__Items__:
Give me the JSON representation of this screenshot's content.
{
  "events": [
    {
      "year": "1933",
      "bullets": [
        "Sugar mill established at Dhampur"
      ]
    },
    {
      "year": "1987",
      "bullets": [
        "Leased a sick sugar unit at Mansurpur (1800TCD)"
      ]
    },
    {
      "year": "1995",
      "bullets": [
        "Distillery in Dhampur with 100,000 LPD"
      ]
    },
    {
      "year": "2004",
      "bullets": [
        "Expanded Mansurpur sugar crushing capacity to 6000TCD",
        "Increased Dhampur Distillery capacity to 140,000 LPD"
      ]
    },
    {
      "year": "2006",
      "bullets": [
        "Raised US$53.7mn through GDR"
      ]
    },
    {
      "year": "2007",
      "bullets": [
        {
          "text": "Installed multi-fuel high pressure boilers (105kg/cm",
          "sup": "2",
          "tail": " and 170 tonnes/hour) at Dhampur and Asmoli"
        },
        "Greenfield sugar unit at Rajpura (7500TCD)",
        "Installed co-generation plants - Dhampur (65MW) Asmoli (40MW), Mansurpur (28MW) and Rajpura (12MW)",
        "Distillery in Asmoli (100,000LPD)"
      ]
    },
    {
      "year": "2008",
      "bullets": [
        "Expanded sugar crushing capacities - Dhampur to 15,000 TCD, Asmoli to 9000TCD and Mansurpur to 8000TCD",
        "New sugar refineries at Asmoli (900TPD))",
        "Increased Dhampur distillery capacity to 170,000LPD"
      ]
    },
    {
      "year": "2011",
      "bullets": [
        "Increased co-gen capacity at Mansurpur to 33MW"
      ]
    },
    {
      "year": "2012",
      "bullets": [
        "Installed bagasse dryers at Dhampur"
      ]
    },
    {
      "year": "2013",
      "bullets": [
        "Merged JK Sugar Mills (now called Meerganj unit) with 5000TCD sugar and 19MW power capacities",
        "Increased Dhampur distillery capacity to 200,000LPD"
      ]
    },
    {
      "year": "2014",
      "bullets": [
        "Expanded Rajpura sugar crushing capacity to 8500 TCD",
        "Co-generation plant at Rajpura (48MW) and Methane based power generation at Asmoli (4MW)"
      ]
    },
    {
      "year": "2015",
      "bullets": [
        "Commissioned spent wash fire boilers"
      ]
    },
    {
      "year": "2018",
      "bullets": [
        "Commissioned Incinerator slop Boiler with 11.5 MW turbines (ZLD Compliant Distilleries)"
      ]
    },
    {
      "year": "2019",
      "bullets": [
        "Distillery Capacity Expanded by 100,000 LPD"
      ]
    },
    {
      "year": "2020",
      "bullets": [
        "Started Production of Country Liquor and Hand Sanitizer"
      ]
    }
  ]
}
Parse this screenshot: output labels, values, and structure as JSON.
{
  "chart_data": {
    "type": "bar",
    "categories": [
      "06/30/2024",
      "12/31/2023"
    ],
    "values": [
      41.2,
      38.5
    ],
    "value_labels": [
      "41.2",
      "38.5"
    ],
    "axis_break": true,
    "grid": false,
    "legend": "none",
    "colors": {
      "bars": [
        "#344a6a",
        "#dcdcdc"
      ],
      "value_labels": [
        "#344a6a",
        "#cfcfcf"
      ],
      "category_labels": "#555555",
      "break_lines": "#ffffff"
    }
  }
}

__Required work__: Filter the data, keeping only the lines that contain "boilers".

__Problem solution__:
          "text": "Installed multi-fuel high pressure boilers (105kg/cm",
        "Commissioned spent wash fire boilers"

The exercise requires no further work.